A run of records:
------------

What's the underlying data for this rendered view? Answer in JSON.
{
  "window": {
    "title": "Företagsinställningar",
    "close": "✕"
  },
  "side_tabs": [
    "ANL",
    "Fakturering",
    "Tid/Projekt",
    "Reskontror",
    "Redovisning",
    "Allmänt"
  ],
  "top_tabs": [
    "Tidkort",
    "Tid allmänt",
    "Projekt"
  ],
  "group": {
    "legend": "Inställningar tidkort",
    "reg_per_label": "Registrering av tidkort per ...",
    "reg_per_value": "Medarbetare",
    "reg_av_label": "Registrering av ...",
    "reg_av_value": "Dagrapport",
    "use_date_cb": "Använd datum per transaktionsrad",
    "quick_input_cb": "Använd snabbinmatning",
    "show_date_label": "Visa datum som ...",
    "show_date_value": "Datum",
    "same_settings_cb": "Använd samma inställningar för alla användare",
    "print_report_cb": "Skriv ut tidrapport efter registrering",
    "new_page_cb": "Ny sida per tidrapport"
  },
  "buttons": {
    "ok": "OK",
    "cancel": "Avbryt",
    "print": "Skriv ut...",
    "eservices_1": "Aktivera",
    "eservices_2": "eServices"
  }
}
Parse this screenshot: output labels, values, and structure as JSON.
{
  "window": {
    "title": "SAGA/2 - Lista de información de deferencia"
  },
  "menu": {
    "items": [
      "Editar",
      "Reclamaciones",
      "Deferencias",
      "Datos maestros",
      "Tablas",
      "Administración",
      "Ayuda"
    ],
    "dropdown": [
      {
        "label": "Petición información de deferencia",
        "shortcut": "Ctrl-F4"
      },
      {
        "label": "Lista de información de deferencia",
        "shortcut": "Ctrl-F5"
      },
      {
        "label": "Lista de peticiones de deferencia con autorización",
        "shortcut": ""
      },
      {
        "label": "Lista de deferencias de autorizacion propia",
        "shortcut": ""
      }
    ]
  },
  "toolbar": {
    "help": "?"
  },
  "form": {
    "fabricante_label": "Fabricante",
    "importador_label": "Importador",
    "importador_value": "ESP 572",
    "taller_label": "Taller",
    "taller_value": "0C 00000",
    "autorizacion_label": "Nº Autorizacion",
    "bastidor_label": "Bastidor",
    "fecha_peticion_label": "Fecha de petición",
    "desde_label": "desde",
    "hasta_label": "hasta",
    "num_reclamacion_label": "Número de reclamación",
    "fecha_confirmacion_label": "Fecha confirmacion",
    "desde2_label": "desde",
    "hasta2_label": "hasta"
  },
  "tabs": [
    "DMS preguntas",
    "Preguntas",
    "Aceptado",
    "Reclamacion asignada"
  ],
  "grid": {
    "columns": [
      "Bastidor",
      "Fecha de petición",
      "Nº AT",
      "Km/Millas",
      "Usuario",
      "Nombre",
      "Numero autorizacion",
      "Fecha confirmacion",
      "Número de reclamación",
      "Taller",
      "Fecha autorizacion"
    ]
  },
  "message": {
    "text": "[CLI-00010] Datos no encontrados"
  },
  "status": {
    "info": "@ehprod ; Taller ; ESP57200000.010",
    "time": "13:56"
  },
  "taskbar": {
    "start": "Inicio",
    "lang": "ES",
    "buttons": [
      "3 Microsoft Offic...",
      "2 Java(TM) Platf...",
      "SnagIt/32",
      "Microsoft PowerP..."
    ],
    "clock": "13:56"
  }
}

------------

**Problem description:** Restate all of the entries above precisely.

**Solution to this problem:**
What's the underlying data for this rendered view? Answer in JSON.
{
  "window": {
    "title": "Företagsinställningar",
    "close": "✕"
  },
  "side_tabs": [
    "ANL",
    "Fakturering",
    "Tid/Projekt",
    "Reskontror",
    "Redovisning",
    "Allmänt"
  ],
  "top_tabs": [
    "Tidkort",
    "Tid allmänt",
    "Projekt"
  ],
  "group": {
    "legend": "Inställningar tidkort",
    "reg_per_label": "Registrering av tidkort per ...",
    "reg_per_value": "Medarbetare",
    "reg_av_label": "Registrering av ...",
    "reg_av_value": "Dagrapport",
    "use_date_cb": "Använd datum per transaktionsrad",
    "quick_input_cb": "Använd snabbinmatning",
    "show_date_label": "Visa datum som ...",
    "show_date_value": "Datum",
    "same_settings_cb": "Använd samma inställningar för alla användare",
    "print_report_cb": "Skriv ut tidrapport efter registrering",
    "new_page_cb": "Ny sida per tidrapport"
  },
  "buttons": {
    "ok": "OK",
    "cancel": "Avbryt",
    "print": "Skriv ut...",
    "eservices_1": "Aktivera",
    "eservices_2": "eServices"
  }
}
Parse this screenshot: output labels, values, and structure as JSON.
{
  "window": {
    "title": "SAGA/2 - Lista de información de deferencia"
  },
  "menu": {
    "items": [
      "Editar",
      "Reclamaciones",
      "Deferencias",
      "Datos maestros",
      "Tablas",
      "Administración",
      "Ayuda"
    ],
    "dropdown": [
      {
        "label": "Petición información de deferencia",
        "shortcut": "Ctrl-F4"
      },
      {
        "label": "Lista de información de deferencia",
        "shortcut": "Ctrl-F5"
      },
      {
        "label": "Lista de peticiones de deferencia con autorización",
        "shortcut": ""
      },
      {
        "label": "Lista de deferencias de autorizacion propia",
        "shortcut": ""
      }
    ]
  },
  "toolbar": {
    "help": "?"
  },
  "form": {
    "fabricante_label": "Fabricante",
    "importador_label": "Importador",
    "importador_value": "ESP 572",
    "taller_label": "Taller",
    "taller_value": "0C 00000",
    "autorizacion_label": "Nº Autorizacion",
    "bastidor_label": "Bastidor",
    "fecha_peticion_label": "Fecha de petición",
    "desde_label": "desde",
    "hasta_label": "hasta",
    "num_reclamacion_label": "Número de reclamación",
    "fecha_confirmacion_label": "Fecha confirmacion",
    "desde2_label": "desde",
    "hasta2_label": "hasta"
  },
  "tabs": [
    "DMS preguntas",
    "Preguntas",
    "Aceptado",
    "Reclamacion asignada"
  ],
  "grid": {
    "columns": [
      "Bastidor",
      "Fecha de petición",
      "Nº AT",
      "Km/Millas",
      "Usuario",
      "Nombre",
      "Numero autorizacion",
      "Fecha confirmacion",
      "Número de reclamación",
      "Taller",
      "Fecha autorizacion"
    ]
  },
  "message": {
    "text": "[CLI-00010] Datos no encontrados"
  },
  "status": {
    "info": "@ehprod ; Taller ; ESP57200000.010",
    "time": "13:56"
  },
  "taskbar": {
    "start": "Inicio",
    "lang": "ES",
    "buttons": [
      "3 Microsoft Offic...",
      "2 Java(TM) Platf...",
      "SnagIt/32",
      "Microsoft PowerP..."
    ],
    "clock": "13:56"
  }
}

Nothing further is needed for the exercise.